**Exercise requirements:**
Write out each line that follows exactly as it stands, without the pictures.

[Dataset rows about figures]
┄┄┄┄┄┄┄┄┄┄┄┄┄┄┄┄┄┄┄┄

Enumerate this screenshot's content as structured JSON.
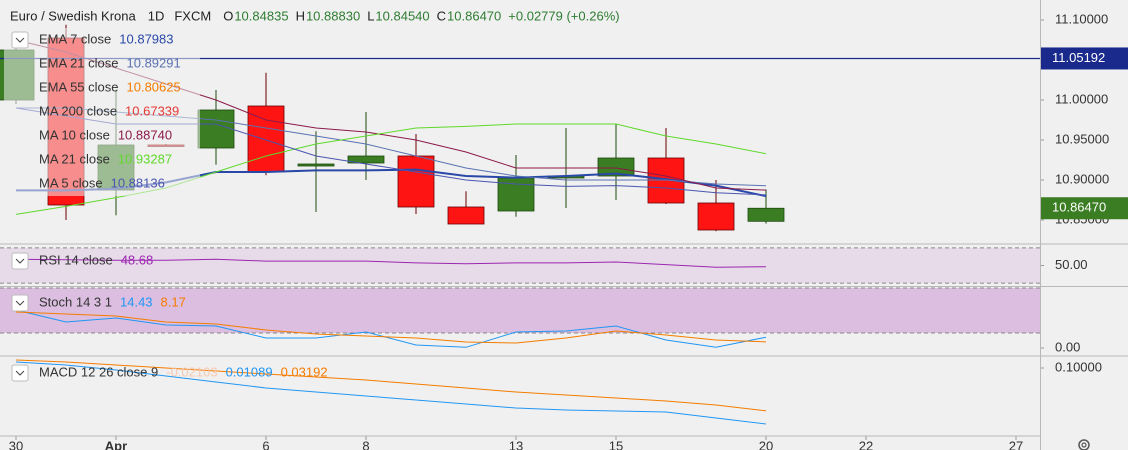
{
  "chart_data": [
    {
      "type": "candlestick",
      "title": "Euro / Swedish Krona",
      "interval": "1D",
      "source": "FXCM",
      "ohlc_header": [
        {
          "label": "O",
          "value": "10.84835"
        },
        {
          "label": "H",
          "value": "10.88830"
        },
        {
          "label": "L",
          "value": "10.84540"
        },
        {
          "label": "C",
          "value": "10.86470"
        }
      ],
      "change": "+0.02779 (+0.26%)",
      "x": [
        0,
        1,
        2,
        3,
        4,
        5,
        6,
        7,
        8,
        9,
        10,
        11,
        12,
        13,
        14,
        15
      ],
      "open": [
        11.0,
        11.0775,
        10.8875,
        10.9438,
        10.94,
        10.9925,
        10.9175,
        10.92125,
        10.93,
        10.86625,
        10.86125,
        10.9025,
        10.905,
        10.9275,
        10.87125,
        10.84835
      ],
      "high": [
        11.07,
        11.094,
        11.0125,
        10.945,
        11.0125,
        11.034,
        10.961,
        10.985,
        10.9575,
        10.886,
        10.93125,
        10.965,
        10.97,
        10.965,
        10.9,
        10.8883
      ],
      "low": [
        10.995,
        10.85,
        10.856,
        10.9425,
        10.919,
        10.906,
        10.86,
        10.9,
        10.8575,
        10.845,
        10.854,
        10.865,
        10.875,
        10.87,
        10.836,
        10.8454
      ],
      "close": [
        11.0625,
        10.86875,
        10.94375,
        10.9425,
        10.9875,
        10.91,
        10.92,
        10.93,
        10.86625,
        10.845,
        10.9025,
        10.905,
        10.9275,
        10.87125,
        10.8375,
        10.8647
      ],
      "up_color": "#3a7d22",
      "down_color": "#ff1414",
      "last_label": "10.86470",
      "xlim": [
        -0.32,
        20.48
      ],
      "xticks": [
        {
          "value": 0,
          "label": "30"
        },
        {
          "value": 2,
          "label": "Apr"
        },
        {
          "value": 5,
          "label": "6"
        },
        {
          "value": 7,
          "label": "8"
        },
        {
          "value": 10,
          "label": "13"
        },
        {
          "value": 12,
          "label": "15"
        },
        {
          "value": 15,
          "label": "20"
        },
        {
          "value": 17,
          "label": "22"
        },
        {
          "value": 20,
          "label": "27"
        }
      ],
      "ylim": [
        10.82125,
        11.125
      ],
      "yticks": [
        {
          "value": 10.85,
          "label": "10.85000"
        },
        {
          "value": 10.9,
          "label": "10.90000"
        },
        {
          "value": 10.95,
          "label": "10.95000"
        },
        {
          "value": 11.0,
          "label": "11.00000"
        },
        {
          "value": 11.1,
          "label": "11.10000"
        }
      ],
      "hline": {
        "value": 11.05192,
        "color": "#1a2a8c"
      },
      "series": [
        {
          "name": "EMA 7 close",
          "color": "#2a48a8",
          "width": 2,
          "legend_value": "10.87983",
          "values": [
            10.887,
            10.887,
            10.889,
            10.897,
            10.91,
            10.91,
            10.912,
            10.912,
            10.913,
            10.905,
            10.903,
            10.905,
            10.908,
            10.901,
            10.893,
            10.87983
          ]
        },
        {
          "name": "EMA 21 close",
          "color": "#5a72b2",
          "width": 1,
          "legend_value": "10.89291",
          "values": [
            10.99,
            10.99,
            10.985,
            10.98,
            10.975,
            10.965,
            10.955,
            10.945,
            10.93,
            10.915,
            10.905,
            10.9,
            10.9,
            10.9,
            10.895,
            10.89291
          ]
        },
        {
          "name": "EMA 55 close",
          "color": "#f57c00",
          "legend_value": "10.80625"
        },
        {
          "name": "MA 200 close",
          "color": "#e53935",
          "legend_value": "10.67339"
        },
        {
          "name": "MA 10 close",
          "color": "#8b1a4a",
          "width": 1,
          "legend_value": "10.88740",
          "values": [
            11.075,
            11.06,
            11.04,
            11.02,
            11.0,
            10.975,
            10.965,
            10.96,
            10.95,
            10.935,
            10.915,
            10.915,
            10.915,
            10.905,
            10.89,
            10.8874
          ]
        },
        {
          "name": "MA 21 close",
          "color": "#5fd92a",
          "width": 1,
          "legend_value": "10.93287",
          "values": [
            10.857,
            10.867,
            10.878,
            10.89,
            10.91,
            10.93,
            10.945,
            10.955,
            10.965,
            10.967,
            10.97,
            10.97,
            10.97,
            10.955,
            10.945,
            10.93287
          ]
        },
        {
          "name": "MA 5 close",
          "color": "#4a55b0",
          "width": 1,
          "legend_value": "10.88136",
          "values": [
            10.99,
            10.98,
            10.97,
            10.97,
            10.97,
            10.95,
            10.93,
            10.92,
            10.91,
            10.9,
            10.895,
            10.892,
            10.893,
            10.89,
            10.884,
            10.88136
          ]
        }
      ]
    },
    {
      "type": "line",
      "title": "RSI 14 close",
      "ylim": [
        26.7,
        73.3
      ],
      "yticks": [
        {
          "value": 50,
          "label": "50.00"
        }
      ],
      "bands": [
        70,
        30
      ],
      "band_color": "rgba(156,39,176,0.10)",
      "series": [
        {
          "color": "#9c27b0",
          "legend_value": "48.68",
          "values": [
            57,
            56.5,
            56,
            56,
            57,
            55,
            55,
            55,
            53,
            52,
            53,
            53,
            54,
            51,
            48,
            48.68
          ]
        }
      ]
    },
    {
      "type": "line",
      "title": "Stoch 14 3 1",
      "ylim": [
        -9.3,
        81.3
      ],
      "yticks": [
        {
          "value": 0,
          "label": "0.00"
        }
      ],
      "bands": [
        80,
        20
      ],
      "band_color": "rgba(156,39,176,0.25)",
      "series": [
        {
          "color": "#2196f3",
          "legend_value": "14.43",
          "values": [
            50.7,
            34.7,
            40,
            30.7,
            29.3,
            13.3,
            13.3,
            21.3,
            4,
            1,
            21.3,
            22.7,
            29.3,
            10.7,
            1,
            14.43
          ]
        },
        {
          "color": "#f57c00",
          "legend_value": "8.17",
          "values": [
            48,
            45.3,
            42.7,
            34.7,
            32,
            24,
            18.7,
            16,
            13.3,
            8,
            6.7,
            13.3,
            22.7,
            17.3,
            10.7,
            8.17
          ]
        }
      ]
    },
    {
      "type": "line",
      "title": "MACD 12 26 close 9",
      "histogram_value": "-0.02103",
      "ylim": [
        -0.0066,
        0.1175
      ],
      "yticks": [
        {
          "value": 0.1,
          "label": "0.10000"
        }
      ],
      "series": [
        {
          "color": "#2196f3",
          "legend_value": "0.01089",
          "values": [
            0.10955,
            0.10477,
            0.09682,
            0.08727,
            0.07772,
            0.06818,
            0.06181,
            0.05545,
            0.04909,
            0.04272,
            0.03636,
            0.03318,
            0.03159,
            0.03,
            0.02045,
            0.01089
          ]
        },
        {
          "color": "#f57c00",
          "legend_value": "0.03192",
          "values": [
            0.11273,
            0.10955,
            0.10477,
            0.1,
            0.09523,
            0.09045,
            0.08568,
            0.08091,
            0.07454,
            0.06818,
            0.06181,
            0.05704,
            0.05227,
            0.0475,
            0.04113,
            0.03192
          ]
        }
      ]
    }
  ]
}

┄┄┄┄┄┄┄┄┄┄┄┄┄┄┄┄┄┄┄┄

**Expected output:**
Enumerate this screenshot's content as structured JSON.
{
  "chart_data": [
    {
      "type": "candlestick",
      "title": "Euro / Swedish Krona",
      "interval": "1D",
      "source": "FXCM",
      "ohlc_header": [
        {
          "label": "O",
          "value": "10.84835"
        },
        {
          "label": "H",
          "value": "10.88830"
        },
        {
          "label": "L",
          "value": "10.84540"
        },
        {
          "label": "C",
          "value": "10.86470"
        }
      ],
      "change": "+0.02779 (+0.26%)",
      "x": [
        0,
        1,
        2,
        3,
        4,
        5,
        6,
        7,
        8,
        9,
        10,
        11,
        12,
        13,
        14,
        15
      ],
      "open": [
        11.0,
        11.0775,
        10.8875,
        10.9438,
        10.94,
        10.9925,
        10.9175,
        10.92125,
        10.93,
        10.86625,
        10.86125,
        10.9025,
        10.905,
        10.9275,
        10.87125,
        10.84835
      ],
      "high": [
        11.07,
        11.094,
        11.0125,
        10.945,
        11.0125,
        11.034,
        10.961,
        10.985,
        10.9575,
        10.886,
        10.93125,
        10.965,
        10.97,
        10.965,
        10.9,
        10.8883
      ],
      "low": [
        10.995,
        10.85,
        10.856,
        10.9425,
        10.919,
        10.906,
        10.86,
        10.9,
        10.8575,
        10.845,
        10.854,
        10.865,
        10.875,
        10.87,
        10.836,
        10.8454
      ],
      "close": [
        11.0625,
        10.86875,
        10.94375,
        10.9425,
        10.9875,
        10.91,
        10.92,
        10.93,
        10.86625,
        10.845,
        10.9025,
        10.905,
        10.9275,
        10.87125,
        10.8375,
        10.8647
      ],
      "up_color": "#3a7d22",
      "down_color": "#ff1414",
      "last_label": "10.86470",
      "xlim": [
        -0.32,
        20.48
      ],
      "xticks": [
        {
          "value": 0,
          "label": "30"
        },
        {
          "value": 2,
          "label": "Apr"
        },
        {
          "value": 5,
          "label": "6"
        },
        {
          "value": 7,
          "label": "8"
        },
        {
          "value": 10,
          "label": "13"
        },
        {
          "value": 12,
          "label": "15"
        },
        {
          "value": 15,
          "label": "20"
        },
        {
          "value": 17,
          "label": "22"
        },
        {
          "value": 20,
          "label": "27"
        }
      ],
      "ylim": [
        10.82125,
        11.125
      ],
      "yticks": [
        {
          "value": 10.85,
          "label": "10.85000"
        },
        {
          "value": 10.9,
          "label": "10.90000"
        },
        {
          "value": 10.95,
          "label": "10.95000"
        },
        {
          "value": 11.0,
          "label": "11.00000"
        },
        {
          "value": 11.1,
          "label": "11.10000"
        }
      ],
      "hline": {
        "value": 11.05192,
        "color": "#1a2a8c"
      },
      "series": [
        {
          "name": "EMA 7 close",
          "color": "#2a48a8",
          "width": 2,
          "legend_value": "10.87983",
          "values": [
            10.887,
            10.887,
            10.889,
            10.897,
            10.91,
            10.91,
            10.912,
            10.912,
            10.913,
            10.905,
            10.903,
            10.905,
            10.908,
            10.901,
            10.893,
            10.87983
          ]
        },
        {
          "name": "EMA 21 close",
          "color": "#5a72b2",
          "width": 1,
          "legend_value": "10.89291",
          "values": [
            10.99,
            10.99,
            10.985,
            10.98,
            10.975,
            10.965,
            10.955,
            10.945,
            10.93,
            10.915,
            10.905,
            10.9,
            10.9,
            10.9,
            10.895,
            10.89291
          ]
        },
        {
          "name": "EMA 55 close",
          "color": "#f57c00",
          "legend_value": "10.80625"
        },
        {
          "name": "MA 200 close",
          "color": "#e53935",
          "legend_value": "10.67339"
        },
        {
          "name": "MA 10 close",
          "color": "#8b1a4a",
          "width": 1,
          "legend_value": "10.88740",
          "values": [
            11.075,
            11.06,
            11.04,
            11.02,
            11.0,
            10.975,
            10.965,
            10.96,
            10.95,
            10.935,
            10.915,
            10.915,
            10.915,
            10.905,
            10.89,
            10.8874
          ]
        },
        {
          "name": "MA 21 close",
          "color": "#5fd92a",
          "width": 1,
          "legend_value": "10.93287",
          "values": [
            10.857,
            10.867,
            10.878,
            10.89,
            10.91,
            10.93,
            10.945,
            10.955,
            10.965,
            10.967,
            10.97,
            10.97,
            10.97,
            10.955,
            10.945,
            10.93287
          ]
        },
        {
          "name": "MA 5 close",
          "color": "#4a55b0",
          "width": 1,
          "legend_value": "10.88136",
          "values": [
            10.99,
            10.98,
            10.97,
            10.97,
            10.97,
            10.95,
            10.93,
            10.92,
            10.91,
            10.9,
            10.895,
            10.892,
            10.893,
            10.89,
            10.884,
            10.88136
          ]
        }
      ]
    },
    {
      "type": "line",
      "title": "RSI 14 close",
      "ylim": [
        26.7,
        73.3
      ],
      "yticks": [
        {
          "value": 50,
          "label": "50.00"
        }
      ],
      "bands": [
        70,
        30
      ],
      "band_color": "rgba(156,39,176,0.10)",
      "series": [
        {
          "color": "#9c27b0",
          "legend_value": "48.68",
          "values": [
            57,
            56.5,
            56,
            56,
            57,
            55,
            55,
            55,
            53,
            52,
            53,
            53,
            54,
            51,
            48,
            48.68
          ]
        }
      ]
    },
    {
      "type": "line",
      "title": "Stoch 14 3 1",
      "ylim": [
        -9.3,
        81.3
      ],
      "yticks": [
        {
          "value": 0,
          "label": "0.00"
        }
      ],
      "bands": [
        80,
        20
      ],
      "band_color": "rgba(156,39,176,0.25)",
      "series": [
        {
          "color": "#2196f3",
          "legend_value": "14.43",
          "values": [
            50.7,
            34.7,
            40,
            30.7,
            29.3,
            13.3,
            13.3,
            21.3,
            4,
            1,
            21.3,
            22.7,
            29.3,
            10.7,
            1,
            14.43
          ]
        },
        {
          "color": "#f57c00",
          "legend_value": "8.17",
          "values": [
            48,
            45.3,
            42.7,
            34.7,
            32,
            24,
            18.7,
            16,
            13.3,
            8,
            6.7,
            13.3,
            22.7,
            17.3,
            10.7,
            8.17
          ]
        }
      ]
    },
    {
      "type": "line",
      "title": "MACD 12 26 close 9",
      "histogram_value": "-0.02103",
      "ylim": [
        -0.0066,
        0.1175
      ],
      "yticks": [
        {
          "value": 0.1,
          "label": "0.10000"
        }
      ],
      "series": [
        {
          "color": "#2196f3",
          "legend_value": "0.01089",
          "values": [
            0.10955,
            0.10477,
            0.09682,
            0.08727,
            0.07772,
            0.06818,
            0.06181,
            0.05545,
            0.04909,
            0.04272,
            0.03636,
            0.03318,
            0.03159,
            0.03,
            0.02045,
            0.01089
          ]
        },
        {
          "color": "#f57c00",
          "legend_value": "0.03192",
          "values": [
            0.11273,
            0.10955,
            0.10477,
            0.1,
            0.09523,
            0.09045,
            0.08568,
            0.08091,
            0.07454,
            0.06818,
            0.06181,
            0.05704,
            0.05227,
            0.0475,
            0.04113,
            0.03192
          ]
        }
      ]
    }
  ]
}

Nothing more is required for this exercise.